Exact repetition of every entry is required.

● PROVIDED ENTRIES:
___
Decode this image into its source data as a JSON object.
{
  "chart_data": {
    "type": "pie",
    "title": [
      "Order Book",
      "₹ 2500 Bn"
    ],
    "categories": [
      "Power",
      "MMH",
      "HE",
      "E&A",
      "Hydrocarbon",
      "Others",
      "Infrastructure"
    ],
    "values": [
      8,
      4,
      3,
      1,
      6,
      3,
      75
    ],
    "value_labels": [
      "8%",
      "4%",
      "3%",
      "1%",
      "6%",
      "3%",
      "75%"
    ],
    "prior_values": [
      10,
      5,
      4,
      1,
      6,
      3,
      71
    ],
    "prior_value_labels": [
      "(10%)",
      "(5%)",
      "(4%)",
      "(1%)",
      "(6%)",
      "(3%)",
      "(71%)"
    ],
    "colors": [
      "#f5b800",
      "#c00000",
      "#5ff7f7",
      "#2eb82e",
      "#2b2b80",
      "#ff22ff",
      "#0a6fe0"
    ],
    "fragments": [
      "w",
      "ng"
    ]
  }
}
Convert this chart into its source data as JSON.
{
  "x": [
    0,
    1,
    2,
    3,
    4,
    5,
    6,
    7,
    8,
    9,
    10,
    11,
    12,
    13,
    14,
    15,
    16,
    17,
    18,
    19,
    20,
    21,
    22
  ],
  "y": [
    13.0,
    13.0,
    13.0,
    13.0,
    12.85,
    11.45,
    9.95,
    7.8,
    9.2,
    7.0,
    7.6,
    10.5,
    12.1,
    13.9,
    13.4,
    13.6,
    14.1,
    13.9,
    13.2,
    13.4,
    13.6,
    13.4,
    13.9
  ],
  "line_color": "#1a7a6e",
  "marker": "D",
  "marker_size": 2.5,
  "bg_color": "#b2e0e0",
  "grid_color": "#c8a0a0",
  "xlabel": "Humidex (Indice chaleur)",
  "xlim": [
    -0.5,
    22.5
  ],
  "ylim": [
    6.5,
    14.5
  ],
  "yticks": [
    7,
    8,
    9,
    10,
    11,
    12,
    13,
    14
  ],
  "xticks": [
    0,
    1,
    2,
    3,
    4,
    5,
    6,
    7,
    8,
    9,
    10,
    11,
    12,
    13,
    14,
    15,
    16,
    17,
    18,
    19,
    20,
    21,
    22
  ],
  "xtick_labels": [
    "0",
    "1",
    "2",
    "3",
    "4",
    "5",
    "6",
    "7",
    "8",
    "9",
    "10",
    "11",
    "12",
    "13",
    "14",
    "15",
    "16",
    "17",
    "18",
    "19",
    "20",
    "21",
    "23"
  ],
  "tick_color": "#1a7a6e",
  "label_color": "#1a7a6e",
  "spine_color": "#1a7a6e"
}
___
● WRITTEN RESPONSE:
Decode this image into its source data as a JSON object.
{
  "chart_data": {
    "type": "pie",
    "title": [
      "Order Book",
      "₹ 2500 Bn"
    ],
    "categories": [
      "Power",
      "MMH",
      "HE",
      "E&A",
      "Hydrocarbon",
      "Others",
      "Infrastructure"
    ],
    "values": [
      8,
      4,
      3,
      1,
      6,
      3,
      75
    ],
    "value_labels": [
      "8%",
      "4%",
      "3%",
      "1%",
      "6%",
      "3%",
      "75%"
    ],
    "prior_values": [
      10,
      5,
      4,
      1,
      6,
      3,
      71
    ],
    "prior_value_labels": [
      "(10%)",
      "(5%)",
      "(4%)",
      "(1%)",
      "(6%)",
      "(3%)",
      "(71%)"
    ],
    "colors": [
      "#f5b800",
      "#c00000",
      "#5ff7f7",
      "#2eb82e",
      "#2b2b80",
      "#ff22ff",
      "#0a6fe0"
    ],
    "fragments": [
      "w",
      "ng"
    ]
  }
}
Convert this chart into its source data as JSON.
{
  "x": [
    0,
    1,
    2,
    3,
    4,
    5,
    6,
    7,
    8,
    9,
    10,
    11,
    12,
    13,
    14,
    15,
    16,
    17,
    18,
    19,
    20,
    21,
    22
  ],
  "y": [
    13.0,
    13.0,
    13.0,
    13.0,
    12.85,
    11.45,
    9.95,
    7.8,
    9.2,
    7.0,
    7.6,
    10.5,
    12.1,
    13.9,
    13.4,
    13.6,
    14.1,
    13.9,
    13.2,
    13.4,
    13.6,
    13.4,
    13.9
  ],
  "line_color": "#1a7a6e",
  "marker": "D",
  "marker_size": 2.5,
  "bg_color": "#b2e0e0",
  "grid_color": "#c8a0a0",
  "xlabel": "Humidex (Indice chaleur)",
  "xlim": [
    -0.5,
    22.5
  ],
  "ylim": [
    6.5,
    14.5
  ],
  "yticks": [
    7,
    8,
    9,
    10,
    11,
    12,
    13,
    14
  ],
  "xticks": [
    0,
    1,
    2,
    3,
    4,
    5,
    6,
    7,
    8,
    9,
    10,
    11,
    12,
    13,
    14,
    15,
    16,
    17,
    18,
    19,
    20,
    21,
    22
  ],
  "xtick_labels": [
    "0",
    "1",
    "2",
    "3",
    "4",
    "5",
    "6",
    "7",
    "8",
    "9",
    "10",
    "11",
    "12",
    "13",
    "14",
    "15",
    "16",
    "17",
    "18",
    "19",
    "20",
    "21",
    "23"
  ],
  "tick_color": "#1a7a6e",
  "label_color": "#1a7a6e",
  "spine_color": "#1a7a6e"
}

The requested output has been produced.